* DIRECTIVE *
All lines in which the word "JSON" occurs are to be extracted.

* EXERCISE DATA *

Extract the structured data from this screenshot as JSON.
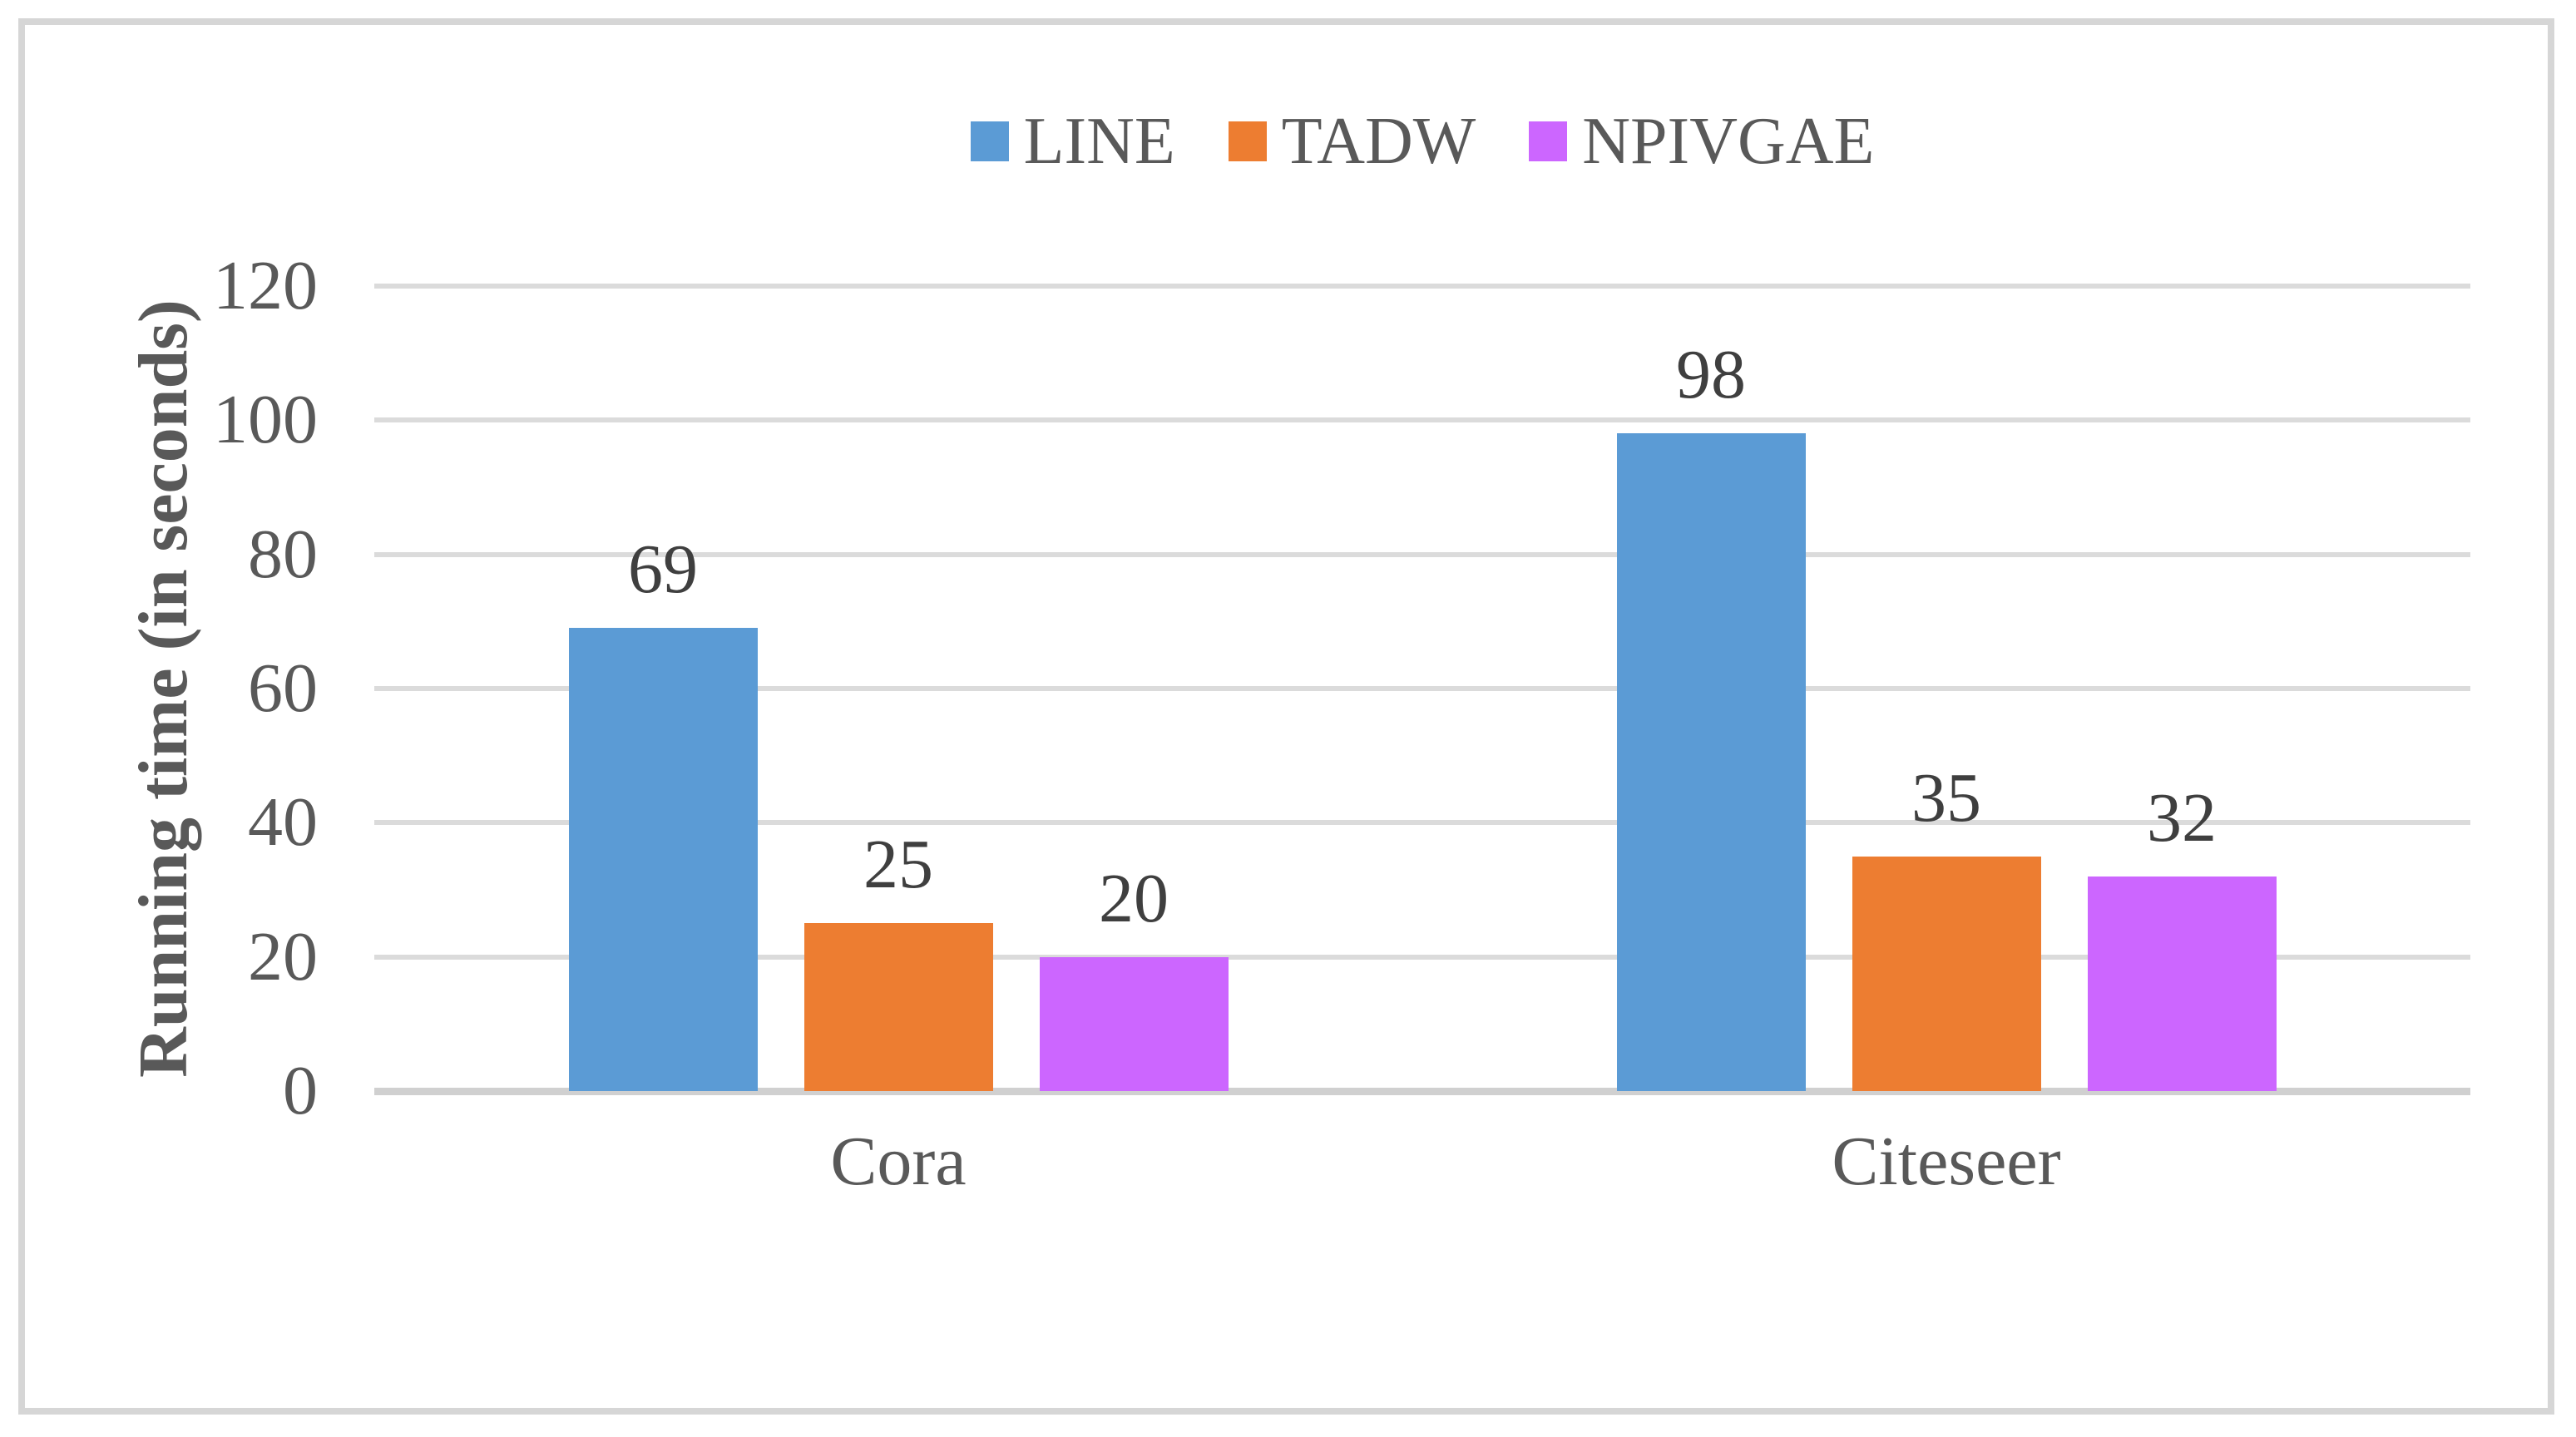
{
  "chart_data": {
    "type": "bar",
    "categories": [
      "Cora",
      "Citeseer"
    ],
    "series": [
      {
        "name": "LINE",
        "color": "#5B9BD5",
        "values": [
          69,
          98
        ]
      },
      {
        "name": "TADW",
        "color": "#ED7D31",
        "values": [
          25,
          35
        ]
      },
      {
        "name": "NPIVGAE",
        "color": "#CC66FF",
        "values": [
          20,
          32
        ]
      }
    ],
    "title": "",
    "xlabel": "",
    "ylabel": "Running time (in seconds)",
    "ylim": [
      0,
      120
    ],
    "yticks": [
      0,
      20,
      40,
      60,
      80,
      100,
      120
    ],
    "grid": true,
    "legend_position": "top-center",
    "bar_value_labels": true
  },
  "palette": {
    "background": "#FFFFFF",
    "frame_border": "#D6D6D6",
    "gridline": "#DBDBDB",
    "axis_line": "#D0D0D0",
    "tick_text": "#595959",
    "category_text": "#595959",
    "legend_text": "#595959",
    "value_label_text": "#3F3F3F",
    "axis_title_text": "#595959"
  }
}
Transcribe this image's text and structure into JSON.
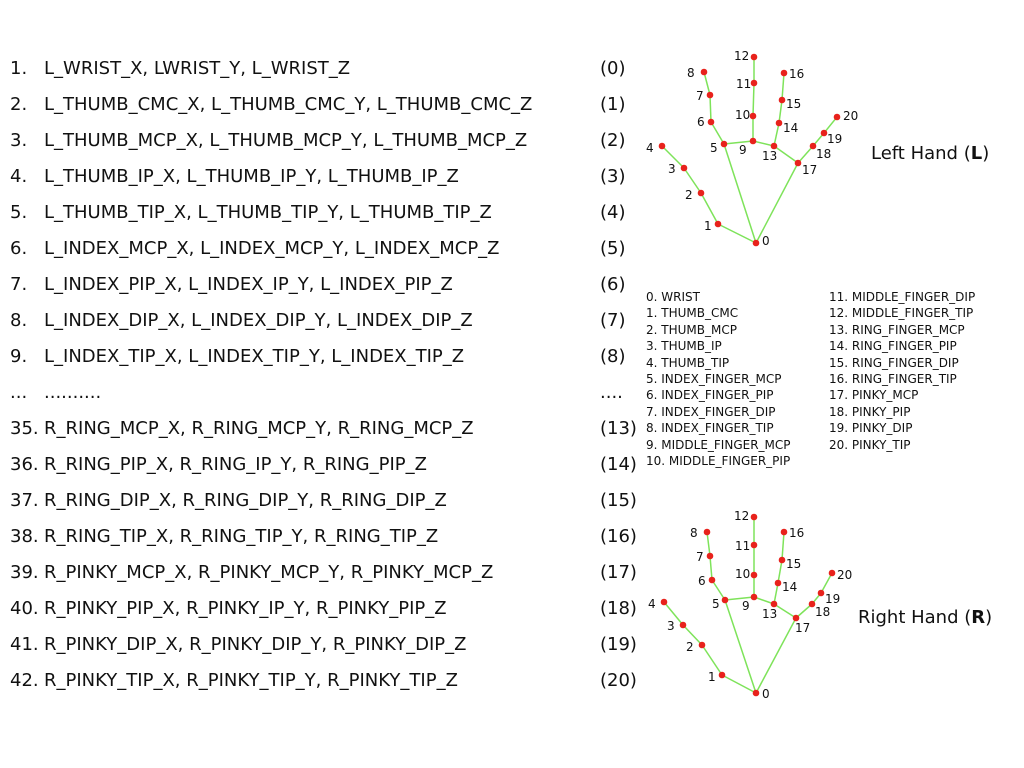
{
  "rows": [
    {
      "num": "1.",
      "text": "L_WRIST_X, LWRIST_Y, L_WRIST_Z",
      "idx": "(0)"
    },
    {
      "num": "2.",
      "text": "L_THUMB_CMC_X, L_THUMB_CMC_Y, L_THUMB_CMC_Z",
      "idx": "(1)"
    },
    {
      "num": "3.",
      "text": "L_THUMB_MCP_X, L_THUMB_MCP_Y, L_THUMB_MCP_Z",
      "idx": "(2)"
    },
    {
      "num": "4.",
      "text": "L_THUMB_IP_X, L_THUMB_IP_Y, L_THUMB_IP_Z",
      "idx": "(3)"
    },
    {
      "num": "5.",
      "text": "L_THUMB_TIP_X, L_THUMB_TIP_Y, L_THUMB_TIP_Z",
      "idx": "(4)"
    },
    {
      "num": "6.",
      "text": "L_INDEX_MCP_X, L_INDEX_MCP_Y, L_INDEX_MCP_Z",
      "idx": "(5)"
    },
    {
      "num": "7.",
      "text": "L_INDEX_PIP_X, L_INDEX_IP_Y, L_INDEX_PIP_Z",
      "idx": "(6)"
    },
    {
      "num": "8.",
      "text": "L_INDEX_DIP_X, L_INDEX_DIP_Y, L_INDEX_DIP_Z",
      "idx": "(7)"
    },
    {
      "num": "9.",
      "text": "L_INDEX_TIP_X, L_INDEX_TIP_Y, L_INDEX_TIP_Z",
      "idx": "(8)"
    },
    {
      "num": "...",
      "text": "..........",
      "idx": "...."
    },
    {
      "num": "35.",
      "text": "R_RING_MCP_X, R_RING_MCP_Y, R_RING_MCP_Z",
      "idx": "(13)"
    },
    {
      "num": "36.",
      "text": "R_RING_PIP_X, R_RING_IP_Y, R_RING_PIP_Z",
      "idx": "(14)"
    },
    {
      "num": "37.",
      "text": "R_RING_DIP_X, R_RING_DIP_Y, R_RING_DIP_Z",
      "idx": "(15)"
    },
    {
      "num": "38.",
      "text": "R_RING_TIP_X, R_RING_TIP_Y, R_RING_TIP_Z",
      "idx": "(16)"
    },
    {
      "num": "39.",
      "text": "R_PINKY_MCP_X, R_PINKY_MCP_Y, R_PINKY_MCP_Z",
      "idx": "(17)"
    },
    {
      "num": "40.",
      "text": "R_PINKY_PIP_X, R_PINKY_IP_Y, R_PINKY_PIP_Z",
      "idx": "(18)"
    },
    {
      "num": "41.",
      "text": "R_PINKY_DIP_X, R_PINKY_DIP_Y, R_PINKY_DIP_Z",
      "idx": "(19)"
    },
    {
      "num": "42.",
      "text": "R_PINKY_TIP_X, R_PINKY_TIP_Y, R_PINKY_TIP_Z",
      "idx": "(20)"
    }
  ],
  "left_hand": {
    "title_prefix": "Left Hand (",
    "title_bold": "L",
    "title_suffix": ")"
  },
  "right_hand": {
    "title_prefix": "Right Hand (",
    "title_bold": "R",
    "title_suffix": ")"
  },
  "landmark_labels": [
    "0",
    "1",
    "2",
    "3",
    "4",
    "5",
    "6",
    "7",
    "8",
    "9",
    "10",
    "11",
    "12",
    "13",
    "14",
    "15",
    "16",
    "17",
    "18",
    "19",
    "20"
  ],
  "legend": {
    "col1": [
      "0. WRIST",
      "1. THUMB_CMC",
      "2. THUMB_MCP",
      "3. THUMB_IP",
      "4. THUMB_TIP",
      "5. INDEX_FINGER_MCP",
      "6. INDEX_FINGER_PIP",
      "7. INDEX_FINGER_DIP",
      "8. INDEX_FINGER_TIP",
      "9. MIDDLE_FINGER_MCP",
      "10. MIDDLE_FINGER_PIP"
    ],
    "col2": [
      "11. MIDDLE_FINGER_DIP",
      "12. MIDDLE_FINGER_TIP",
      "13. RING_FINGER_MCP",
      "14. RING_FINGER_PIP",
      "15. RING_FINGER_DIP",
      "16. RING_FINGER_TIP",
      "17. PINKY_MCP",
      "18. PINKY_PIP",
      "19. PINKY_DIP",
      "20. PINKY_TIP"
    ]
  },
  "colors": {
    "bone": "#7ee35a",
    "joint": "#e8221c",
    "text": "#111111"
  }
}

* SOLVED PROBLEM *
Extract the structured data from this screenshot as JSON.
Transcribe this image's text and structure into JSON.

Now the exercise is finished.